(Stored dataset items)
┄┄┄┄┄┄
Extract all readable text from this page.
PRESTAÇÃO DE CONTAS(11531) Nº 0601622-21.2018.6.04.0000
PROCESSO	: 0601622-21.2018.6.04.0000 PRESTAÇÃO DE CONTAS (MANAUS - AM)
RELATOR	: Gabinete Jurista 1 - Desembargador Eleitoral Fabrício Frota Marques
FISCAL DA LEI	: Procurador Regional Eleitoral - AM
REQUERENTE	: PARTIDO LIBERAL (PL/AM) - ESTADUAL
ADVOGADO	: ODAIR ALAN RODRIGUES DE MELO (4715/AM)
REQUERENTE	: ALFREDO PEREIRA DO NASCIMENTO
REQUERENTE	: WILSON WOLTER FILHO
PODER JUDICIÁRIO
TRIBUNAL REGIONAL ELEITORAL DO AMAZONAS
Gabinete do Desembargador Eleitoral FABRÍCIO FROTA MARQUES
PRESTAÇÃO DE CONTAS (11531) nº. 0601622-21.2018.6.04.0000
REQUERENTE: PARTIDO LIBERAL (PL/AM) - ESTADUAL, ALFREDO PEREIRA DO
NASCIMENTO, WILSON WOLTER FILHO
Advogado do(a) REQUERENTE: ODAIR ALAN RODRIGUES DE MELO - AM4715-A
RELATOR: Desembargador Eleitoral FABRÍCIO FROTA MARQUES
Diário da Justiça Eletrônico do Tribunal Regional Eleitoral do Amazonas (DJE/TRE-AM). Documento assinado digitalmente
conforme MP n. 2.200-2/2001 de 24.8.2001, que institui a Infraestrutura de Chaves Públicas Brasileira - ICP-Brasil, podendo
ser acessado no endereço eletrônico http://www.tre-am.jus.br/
┄┄┄┄┄┄
* **EXERCISE DETAILS**: Report how many lines of the entries hold the word "ESTADUAL". Nothing else is needed.

* **ANSWER TO THE PROBLEM**: 2